▶ _The request_:
Drop every picture and give the entries back exactly.

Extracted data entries
-------
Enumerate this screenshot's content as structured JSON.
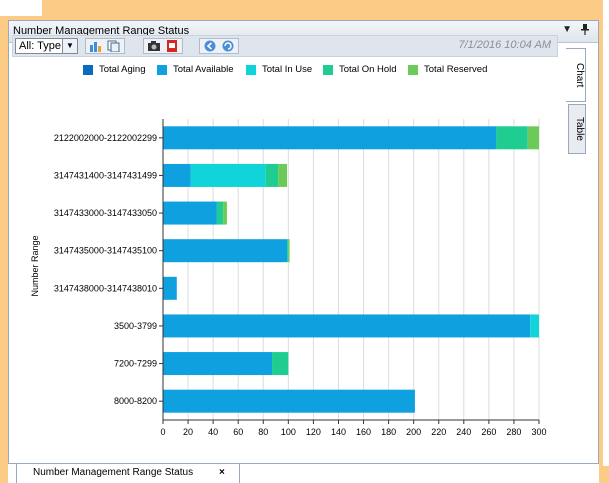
{
  "window": {
    "title": "Number Management Range Status",
    "dropdown_icon": "▼",
    "pin_icon": "pin-icon"
  },
  "toolbar": {
    "type_select_value": "All: Type",
    "timestamp": "7/1/2016 10:04 AM"
  },
  "side_tabs": {
    "chart": "Chart",
    "table": "Table"
  },
  "bottom_tab": {
    "label": "Number Management Range Status",
    "close": "×"
  },
  "colors": {
    "total_aging": "#0a6bbd",
    "total_available": "#0fa0e0",
    "total_in_use": "#11d3da",
    "total_on_hold": "#1fcd91",
    "total_reserved": "#6ccb58"
  },
  "chart_data": {
    "type": "bar",
    "orientation": "horizontal",
    "stacked": true,
    "ylabel": "Number Range",
    "xlim": [
      0,
      300
    ],
    "xticks": [
      0,
      20,
      40,
      60,
      80,
      100,
      120,
      140,
      160,
      180,
      200,
      220,
      240,
      260,
      280,
      300
    ],
    "grid": true,
    "legend_position": "top",
    "categories": [
      "2122002000-2122002299",
      "3147431400-3147431499",
      "3147433000-3147433050",
      "3147435000-3147435100",
      "3147438000-3147438010",
      "3500-3799",
      "7200-7299",
      "8000-8200"
    ],
    "series": [
      {
        "name": "Total Aging",
        "values": [
          0,
          0,
          0,
          0,
          0,
          0,
          0,
          0
        ]
      },
      {
        "name": "Total Available",
        "values": [
          266,
          22,
          43,
          99,
          11,
          293,
          87,
          201
        ]
      },
      {
        "name": "Total In Use",
        "values": [
          0,
          60,
          0,
          0,
          0,
          7,
          0,
          0
        ]
      },
      {
        "name": "Total On Hold",
        "values": [
          25,
          10,
          5,
          1,
          0,
          0,
          13,
          0
        ]
      },
      {
        "name": "Total Reserved",
        "values": [
          9,
          7,
          3,
          1,
          0,
          0,
          0,
          0
        ]
      }
    ]
  }
}
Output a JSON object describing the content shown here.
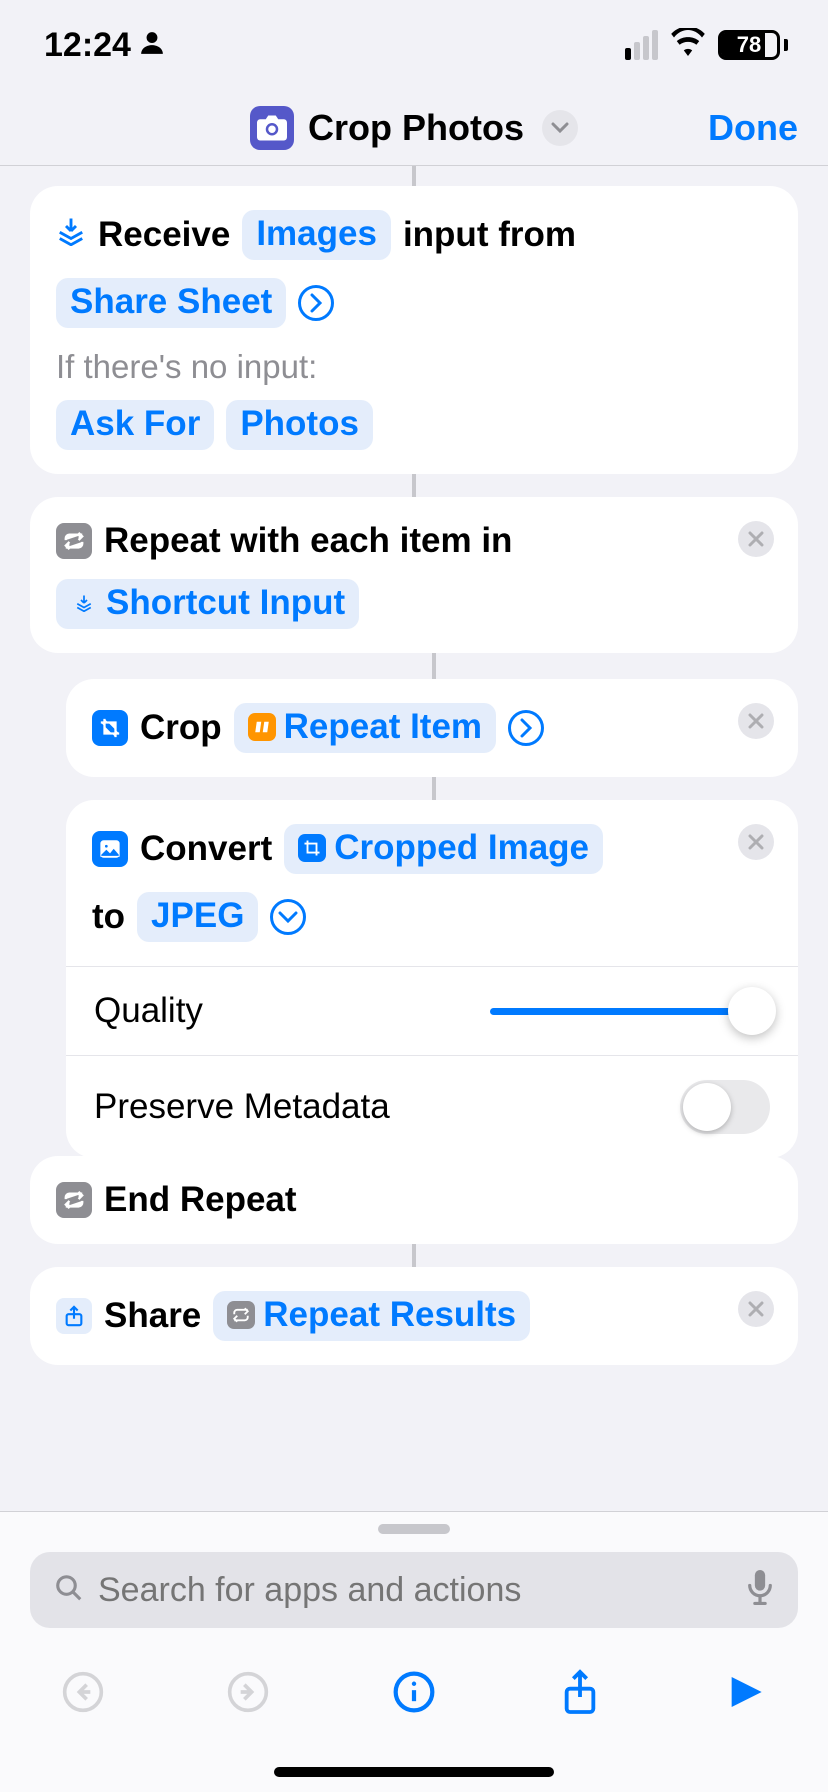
{
  "status": {
    "time": "12:24",
    "battery_pct": "78"
  },
  "nav": {
    "title": "Crop Photos",
    "done": "Done"
  },
  "receive": {
    "word_receive": "Receive",
    "images_token": "Images",
    "word_input_from": "input from",
    "share_sheet_token": "Share Sheet",
    "no_input_label": "If there's no input:",
    "ask_for_token": "Ask For",
    "photos_token": "Photos"
  },
  "repeat": {
    "title": "Repeat with each item in",
    "input_token": "Shortcut Input"
  },
  "crop": {
    "title": "Crop",
    "item_token": "Repeat Item"
  },
  "convert": {
    "title": "Convert",
    "source_token": "Cropped Image",
    "to_word": "to",
    "format_token": "JPEG",
    "quality_label": "Quality",
    "metadata_label": "Preserve Metadata"
  },
  "end_repeat": {
    "title": "End Repeat"
  },
  "share": {
    "title": "Share",
    "results_token": "Repeat Results"
  },
  "search": {
    "placeholder": "Search for apps and actions"
  }
}
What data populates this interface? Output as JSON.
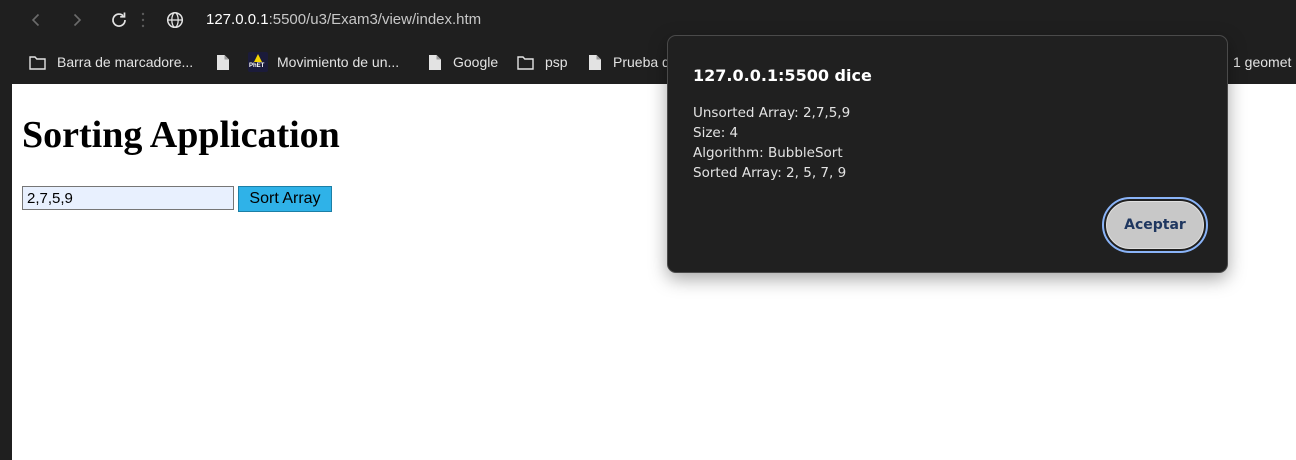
{
  "browser": {
    "url_host": "127.0.0.1",
    "url_path": ":5500/u3/Exam3/view/index.htm",
    "bookmarks": [
      {
        "label": "Barra de marcadore...",
        "icon": "folder-icon"
      },
      {
        "label": "Movimiento de un...",
        "icon": "phet-icon"
      },
      {
        "label": "Google",
        "icon": "page-icon"
      },
      {
        "label": "psp",
        "icon": "folder-icon"
      },
      {
        "label": "Prueba d",
        "icon": "page-icon"
      },
      {
        "label": "1 geomet",
        "icon": "none"
      }
    ]
  },
  "page": {
    "title": "Sorting Application",
    "input_value": "2,7,5,9",
    "sort_button_label": "Sort Array"
  },
  "dialog": {
    "title": "127.0.0.1:5500 dice",
    "lines": [
      "Unsorted Array: 2,7,5,9",
      "Size: 4",
      "Algorithm: BubbleSort",
      "Sorted Array: 2, 5, 7, 9"
    ],
    "accept_label": "Aceptar"
  },
  "colors": {
    "chrome_background": "#1f1f1f",
    "dialog_background": "#202020",
    "sort_button": "#2fb2e8",
    "input_autofill": "#e8f0fe",
    "focus_ring": "#8ab4f8"
  }
}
-------
▶ _Task output_:
Enumerate this screenshot's content as structured JSON.
{
  "window": {
    "title": "Number Management Range Status",
    "dropdown_icon": "▼",
    "pin_icon": "pin-icon"
  },
  "toolbar": {
    "type_select_value": "All: Type",
    "timestamp": "7/1/2016 10:04 AM"
  },
  "side_tabs": {
    "chart": "Chart",
    "table": "Table"
  },
  "bottom_tab": {
    "label": "Number Management Range Status",
    "close": "×"
  },
  "colors": {
    "total_aging": "#0a6bbd",
    "total_available": "#0fa0e0",
    "total_in_use": "#11d3da",
    "total_on_hold": "#1fcd91",
    "total_reserved": "#6ccb58"
  },
  "chart_data": {
    "type": "bar",
    "orientation": "horizontal",
    "stacked": true,
    "ylabel": "Number Range",
    "xlim": [
      0,
      300
    ],
    "xticks": [
      0,
      20,
      40,
      60,
      80,
      100,
      120,
      140,
      160,
      180,
      200,
      220,
      240,
      260,
      280,
      300
    ],
    "grid": true,
    "legend_position": "top",
    "categories": [
      "2122002000-2122002299",
      "3147431400-3147431499",
      "3147433000-3147433050",
      "3147435000-3147435100",
      "3147438000-3147438010",
      "3500-3799",
      "7200-7299",
      "8000-8200"
    ],
    "series": [
      {
        "name": "Total Aging",
        "values": [
          0,
          0,
          0,
          0,
          0,
          0,
          0,
          0
        ]
      },
      {
        "name": "Total Available",
        "values": [
          266,
          22,
          43,
          99,
          11,
          293,
          87,
          201
        ]
      },
      {
        "name": "Total In Use",
        "values": [
          0,
          60,
          0,
          0,
          0,
          7,
          0,
          0
        ]
      },
      {
        "name": "Total On Hold",
        "values": [
          25,
          10,
          5,
          1,
          0,
          0,
          13,
          0
        ]
      },
      {
        "name": "Total Reserved",
        "values": [
          9,
          7,
          3,
          1,
          0,
          0,
          0,
          0
        ]
      }
    ]
  }
}
Output a JSON object describing the content shown here.
{
  "status": {
    "time": "12:24",
    "battery_pct": "78"
  },
  "nav": {
    "title": "Crop Photos",
    "done": "Done"
  },
  "receive": {
    "word_receive": "Receive",
    "images_token": "Images",
    "word_input_from": "input from",
    "share_sheet_token": "Share Sheet",
    "no_input_label": "If there's no input:",
    "ask_for_token": "Ask For",
    "photos_token": "Photos"
  },
  "repeat": {
    "title": "Repeat with each item in",
    "input_token": "Shortcut Input"
  },
  "crop": {
    "title": "Crop",
    "item_token": "Repeat Item"
  },
  "convert": {
    "title": "Convert",
    "source_token": "Cropped Image",
    "to_word": "to",
    "format_token": "JPEG",
    "quality_label": "Quality",
    "metadata_label": "Preserve Metadata"
  },
  "end_repeat": {
    "title": "End Repeat"
  },
  "share": {
    "title": "Share",
    "results_token": "Repeat Results"
  },
  "search": {
    "placeholder": "Search for apps and actions"
  }
}
What data populates this interface? Output as JSON.
{
  "browser": {
    "url_host": "127.0.0.1",
    "url_path": ":5500/u3/Exam3/view/index.htm",
    "bookmarks": [
      {
        "label": "Barra de marcadore...",
        "icon": "folder-icon"
      },
      {
        "label": "Movimiento de un...",
        "icon": "phet-icon"
      },
      {
        "label": "Google",
        "icon": "page-icon"
      },
      {
        "label": "psp",
        "icon": "folder-icon"
      },
      {
        "label": "Prueba d",
        "icon": "page-icon"
      },
      {
        "label": "1 geomet",
        "icon": "none"
      }
    ]
  },
  "page": {
    "title": "Sorting Application",
    "input_value": "2,7,5,9",
    "sort_button_label": "Sort Array"
  },
  "dialog": {
    "title": "127.0.0.1:5500 dice",
    "lines": [
      "Unsorted Array: 2,7,5,9",
      "Size: 4",
      "Algorithm: BubbleSort",
      "Sorted Array: 2, 5, 7, 9"
    ],
    "accept_label": "Aceptar"
  },
  "colors": {
    "chrome_background": "#1f1f1f",
    "dialog_background": "#202020",
    "sort_button": "#2fb2e8",
    "input_autofill": "#e8f0fe",
    "focus_ring": "#8ab4f8"
  }
}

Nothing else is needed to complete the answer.